(Data entries for graphics)
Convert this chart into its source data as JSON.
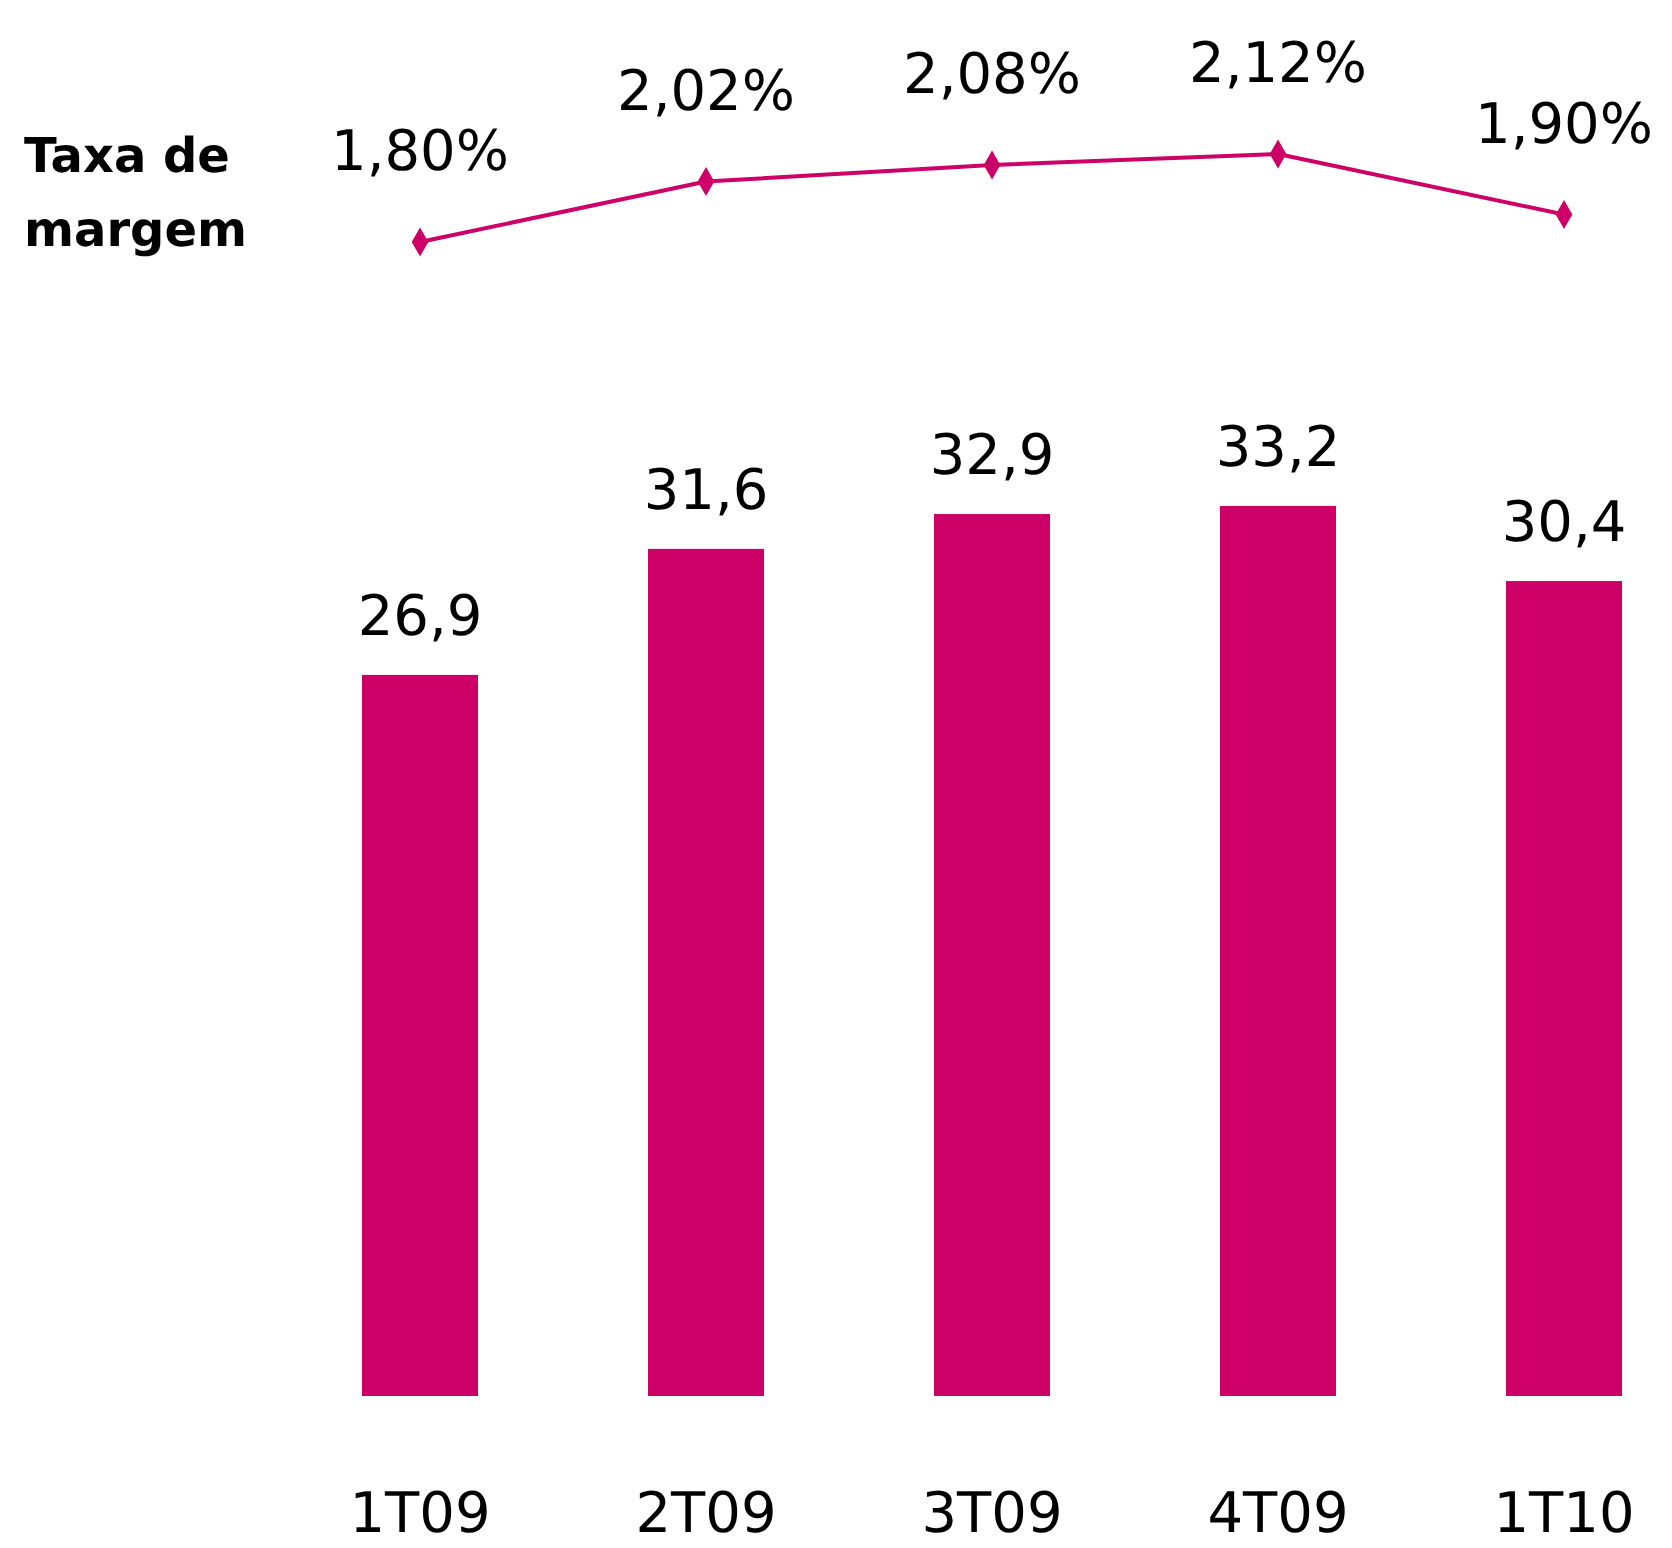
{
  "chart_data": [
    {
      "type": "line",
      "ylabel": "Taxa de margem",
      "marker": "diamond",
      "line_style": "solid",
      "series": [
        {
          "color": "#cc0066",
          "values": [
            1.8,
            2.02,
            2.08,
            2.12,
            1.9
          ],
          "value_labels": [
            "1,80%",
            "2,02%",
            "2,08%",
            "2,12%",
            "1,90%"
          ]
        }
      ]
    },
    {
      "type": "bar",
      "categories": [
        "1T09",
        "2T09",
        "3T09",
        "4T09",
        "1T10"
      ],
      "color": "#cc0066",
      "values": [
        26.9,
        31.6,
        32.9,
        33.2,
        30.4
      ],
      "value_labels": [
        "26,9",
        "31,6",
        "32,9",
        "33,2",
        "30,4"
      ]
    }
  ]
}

...

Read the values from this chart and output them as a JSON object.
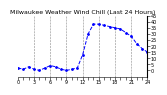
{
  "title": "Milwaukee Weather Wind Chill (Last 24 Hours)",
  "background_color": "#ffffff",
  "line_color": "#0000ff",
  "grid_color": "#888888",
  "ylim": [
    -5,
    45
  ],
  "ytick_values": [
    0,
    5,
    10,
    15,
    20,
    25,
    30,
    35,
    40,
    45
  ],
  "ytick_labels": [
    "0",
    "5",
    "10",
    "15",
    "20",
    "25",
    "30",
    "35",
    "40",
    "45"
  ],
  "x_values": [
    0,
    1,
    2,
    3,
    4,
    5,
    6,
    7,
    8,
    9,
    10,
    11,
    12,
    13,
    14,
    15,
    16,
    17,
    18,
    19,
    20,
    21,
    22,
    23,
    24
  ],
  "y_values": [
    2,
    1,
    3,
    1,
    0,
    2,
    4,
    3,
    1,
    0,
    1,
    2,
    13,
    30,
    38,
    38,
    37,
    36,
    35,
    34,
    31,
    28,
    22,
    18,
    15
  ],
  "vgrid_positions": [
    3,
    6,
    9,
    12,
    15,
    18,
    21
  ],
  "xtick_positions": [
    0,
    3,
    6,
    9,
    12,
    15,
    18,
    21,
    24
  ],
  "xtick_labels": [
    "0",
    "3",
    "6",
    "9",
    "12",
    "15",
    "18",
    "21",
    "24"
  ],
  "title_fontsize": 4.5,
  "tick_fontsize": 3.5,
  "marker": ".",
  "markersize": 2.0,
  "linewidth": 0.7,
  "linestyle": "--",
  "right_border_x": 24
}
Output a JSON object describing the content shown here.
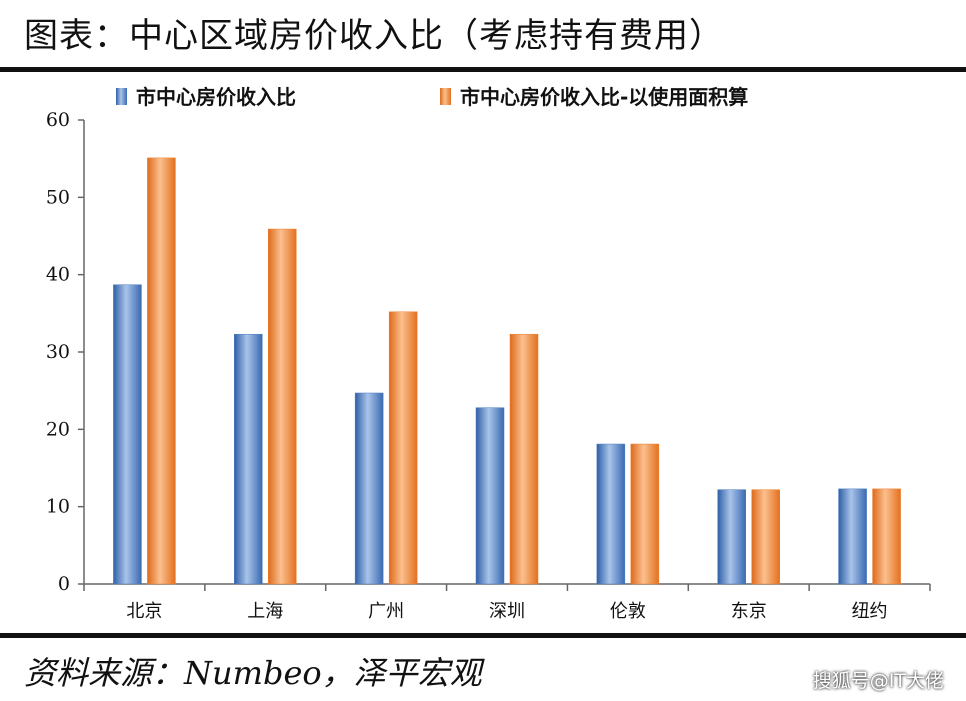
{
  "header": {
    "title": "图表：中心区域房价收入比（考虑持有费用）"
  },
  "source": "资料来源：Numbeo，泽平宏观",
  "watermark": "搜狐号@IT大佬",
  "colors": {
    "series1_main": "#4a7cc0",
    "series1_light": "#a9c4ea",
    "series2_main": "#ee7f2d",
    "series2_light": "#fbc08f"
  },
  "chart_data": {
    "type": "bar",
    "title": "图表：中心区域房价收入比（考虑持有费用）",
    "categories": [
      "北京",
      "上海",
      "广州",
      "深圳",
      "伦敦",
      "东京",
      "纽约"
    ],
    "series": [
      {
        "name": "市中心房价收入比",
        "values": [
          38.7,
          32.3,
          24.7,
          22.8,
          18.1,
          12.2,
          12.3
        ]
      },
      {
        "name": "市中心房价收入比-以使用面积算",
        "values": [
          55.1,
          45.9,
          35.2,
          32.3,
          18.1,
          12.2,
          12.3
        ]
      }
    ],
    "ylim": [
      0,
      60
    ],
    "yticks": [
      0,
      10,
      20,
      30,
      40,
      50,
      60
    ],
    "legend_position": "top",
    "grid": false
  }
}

» WORK REQUIRED: Show every line in the entries where the string "JSON" occurs.

» SOLUTION TO THIS TASK:
Convert this chart into its source data as JSON.
Read the values from this chart and output them as a JSON object.
Output a JSON object describing the content shown here.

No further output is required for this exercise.